• _Text for analysis_
^^^^^^^^^^^^^^^^

The choice of apron or gown is based on a risk assessment and anticipated level of body fluid exposure. Routine sessional use of gowns/aprons is not permitted.
Sterile surgical gowns must be:
- worn by all scrubbed members of the operating theatre surgical team;
- worn for insertion of central venous catheters, insertion of peripherally inserted central catheters, insertion of pulmonary artery catheters and spinal, epidural and caudal procedures.
Reusable gowns must:
- not be worn in the operating theatre environment or for aseptic surgical procedures;
- be appropriately processed between uses based on manufacturer’s instructions.
If hand hygiene with soap and water is required, this should not be performed whilst wearing an apron/gown in line with a risk of apron/gown contamination; hand hygiene using ABHR is acceptable.
Further information can be found in the Aprons/Gowns literature review.
Eye/face protection must:
- be worn if blood and/or body fluid contamination to the eyes/face is anticipated/likely and always during Aerosol Generating Procedures.
- be worn by all scrubbed members of the surgical team for all surgical procedures;
- not be impeded by accessories such as piercings/false eyelashes;
- not be touched when worn;
- cover the full peri-orbital region and wrap around the sides of the face;
- be removed or changed in accordance with manufacturer’s instructions, if vision is compromised through contamination with blood or body fluids, if the integrity of the equipment is compromised, at the end of a clinical procedure/task and/or prior to leaving the dedicated clinical area.
Regular corrective spectacles and safety spectacles are not considered eye protection.
Further information can be found in the eye/face protection literature review.
Fluid Resistant Type IIR surgical face masks must be:
- worn by a patient known or suspected to be infected with a micro-organism spread by the droplet or airborne route when leaving their room or when moving between clinical areas including transfers by portering staff and ambulance services.
- worn if splashing or spraying of blood, body fluids, secretions or excretions onto the respiratory mucosa (nose and mouth) is anticipated/likely;
(as part of SICPs a full face visor may be used as an alternative to fluid resistant Type IIR surgical face masks to protect against splash or spray.)
- worn in combination with a full face shield, integrated half face shield or goggles for AGPs on non-infectious patients;
- worn to protect patients from the operator as a source of infection when performing invasive spinal procedures such as myelography, lumbar puncture and spinal anaesthesia ,inserting a Central Vascular Catheter (CVC), performing intra-articular (joint) injections;
- worn by all scrubbed members of the theatre surgical team for all surgical procedures;
- worn by non-scrubbed members of the theatre surgical team if deemed necessary following a risk assessment of exposure to blood and/or body fluids;
- well fitting and fit for purpose (fully covering the mouth and nose);
- removed or changed;
- at the end of a procedure/task;
- if the integrity of the mask is breached, e.g. from moisture build-up after extended use or from gross contamination with blood or body fluids;
- in accordance with specific manufacturers’ instructions.
- at the end of a procedure/task;
Transparent face masks
Transparent face masks may be used to aide communication with patients in some settings
Transparent face masks must;
- meet the specification standards of the Transparent face mask technical specification (Department of Health and Social Care - November 2021);and
- have been approved by the UK Transparent Mask review group for use within health and social care settings
- only be worn in areas where Fluid Resistant Type IIR surgical face masks are used as personal protective equipment.

^^^^^^^^^^^^^^^^

• _Listed entries_
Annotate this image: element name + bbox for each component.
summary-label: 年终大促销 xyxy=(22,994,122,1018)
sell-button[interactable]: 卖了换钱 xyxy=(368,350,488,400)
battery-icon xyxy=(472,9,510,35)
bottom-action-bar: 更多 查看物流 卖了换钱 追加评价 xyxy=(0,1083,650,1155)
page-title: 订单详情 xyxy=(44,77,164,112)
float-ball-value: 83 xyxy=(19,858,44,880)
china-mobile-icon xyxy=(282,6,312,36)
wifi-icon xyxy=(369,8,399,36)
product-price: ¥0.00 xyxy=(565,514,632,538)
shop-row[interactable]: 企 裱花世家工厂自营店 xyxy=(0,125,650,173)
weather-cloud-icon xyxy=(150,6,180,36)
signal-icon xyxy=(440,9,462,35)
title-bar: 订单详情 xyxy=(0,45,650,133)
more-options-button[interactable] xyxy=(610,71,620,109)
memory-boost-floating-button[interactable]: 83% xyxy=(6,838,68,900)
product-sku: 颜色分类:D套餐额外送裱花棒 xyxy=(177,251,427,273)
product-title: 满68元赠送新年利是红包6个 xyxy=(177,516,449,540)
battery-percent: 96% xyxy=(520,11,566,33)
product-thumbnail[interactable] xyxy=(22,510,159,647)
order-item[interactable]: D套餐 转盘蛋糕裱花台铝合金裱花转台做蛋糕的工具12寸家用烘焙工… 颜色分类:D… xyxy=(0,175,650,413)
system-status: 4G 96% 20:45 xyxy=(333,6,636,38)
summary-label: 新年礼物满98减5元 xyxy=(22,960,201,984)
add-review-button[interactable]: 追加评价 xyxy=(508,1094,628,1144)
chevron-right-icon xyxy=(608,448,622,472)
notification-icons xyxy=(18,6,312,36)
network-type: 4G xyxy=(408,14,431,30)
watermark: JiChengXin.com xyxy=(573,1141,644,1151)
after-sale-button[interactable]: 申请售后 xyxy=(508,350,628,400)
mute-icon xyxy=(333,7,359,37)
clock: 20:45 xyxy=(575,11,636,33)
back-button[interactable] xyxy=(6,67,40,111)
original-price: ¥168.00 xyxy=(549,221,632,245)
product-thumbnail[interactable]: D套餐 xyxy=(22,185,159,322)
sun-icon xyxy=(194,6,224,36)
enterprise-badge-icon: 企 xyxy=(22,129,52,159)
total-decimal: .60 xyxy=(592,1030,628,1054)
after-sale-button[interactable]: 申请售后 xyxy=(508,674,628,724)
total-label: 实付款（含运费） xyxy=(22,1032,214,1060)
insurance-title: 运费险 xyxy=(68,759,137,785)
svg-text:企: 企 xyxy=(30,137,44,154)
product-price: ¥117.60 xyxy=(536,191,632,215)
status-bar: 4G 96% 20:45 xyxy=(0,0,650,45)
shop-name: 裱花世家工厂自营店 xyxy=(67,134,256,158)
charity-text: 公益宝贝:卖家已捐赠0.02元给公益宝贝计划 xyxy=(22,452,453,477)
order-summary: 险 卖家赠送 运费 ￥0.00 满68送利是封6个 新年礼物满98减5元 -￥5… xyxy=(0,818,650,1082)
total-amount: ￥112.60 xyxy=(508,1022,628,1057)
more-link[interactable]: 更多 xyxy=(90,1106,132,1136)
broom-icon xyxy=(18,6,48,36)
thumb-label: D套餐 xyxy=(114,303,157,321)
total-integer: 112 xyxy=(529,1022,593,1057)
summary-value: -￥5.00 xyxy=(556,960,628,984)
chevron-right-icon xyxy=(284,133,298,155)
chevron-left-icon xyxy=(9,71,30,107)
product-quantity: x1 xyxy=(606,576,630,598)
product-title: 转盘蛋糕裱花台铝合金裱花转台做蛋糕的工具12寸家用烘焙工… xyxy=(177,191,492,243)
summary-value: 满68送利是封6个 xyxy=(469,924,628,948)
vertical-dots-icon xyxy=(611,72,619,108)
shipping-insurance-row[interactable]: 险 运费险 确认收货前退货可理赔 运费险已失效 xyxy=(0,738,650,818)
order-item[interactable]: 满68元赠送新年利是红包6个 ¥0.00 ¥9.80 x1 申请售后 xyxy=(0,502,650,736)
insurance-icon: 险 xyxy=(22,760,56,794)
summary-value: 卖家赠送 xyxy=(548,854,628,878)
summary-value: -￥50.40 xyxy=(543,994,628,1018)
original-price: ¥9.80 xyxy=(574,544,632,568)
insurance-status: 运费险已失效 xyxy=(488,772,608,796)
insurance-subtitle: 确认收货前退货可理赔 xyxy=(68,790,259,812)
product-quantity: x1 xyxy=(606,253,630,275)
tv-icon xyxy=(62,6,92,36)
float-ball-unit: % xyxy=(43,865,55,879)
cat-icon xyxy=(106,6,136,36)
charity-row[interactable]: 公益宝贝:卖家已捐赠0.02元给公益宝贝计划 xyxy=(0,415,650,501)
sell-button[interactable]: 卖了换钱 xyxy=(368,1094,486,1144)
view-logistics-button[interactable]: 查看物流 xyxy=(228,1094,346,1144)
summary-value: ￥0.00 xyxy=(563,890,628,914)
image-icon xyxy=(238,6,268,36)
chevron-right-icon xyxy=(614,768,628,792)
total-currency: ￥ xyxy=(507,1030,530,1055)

^^^^^^^^^^^^^^^^

• _Task item A_
Pull out the passage of the protective equipment guidance starting with "The choice of" and going on through "and caudal procedures.".
• _Task item B_
Summarize the protective equipment guidance in three sentences.

• _Answer box A_
The choice of apron or gown is based on a risk assessment and anticipated level of body fluid exposure. Routine sessional use of gowns/aprons is not permitted.
Sterile surgical gowns must be:
- worn by all scrubbed members of the operating theatre surgical team;
- worn for insertion of central venous catheters, insertion of peripherally inserted central catheters, insertion of pulmonary artery catheters and spinal, epidural and caudal procedures.

• _Answer box B_
Aprons or gowns are chosen by risk assessment of expected body fluid exposure. Sterile surgical gowns are required for scrubbed theatre team members and for certain catheter insertions and spinal, epidural and caudal procedures, while reusable gowns must not be worn in theatre or for aseptic surgical procedures. Eye/face protection must be worn when eye/face contamination is likely, during Aerosol Generating Procedures and by scrubbed surgical team members, and it must cover the full peri-orbital region; Fluid Resistant Type IIR surgical face masks are required in listed situations such as anticipated splashing, invasive spinal procedures and surgery, and transparent face masks must meet the November 2021 specification, be approved by the UK Transparent Mask review group and be worn only where Type IIR masks are used.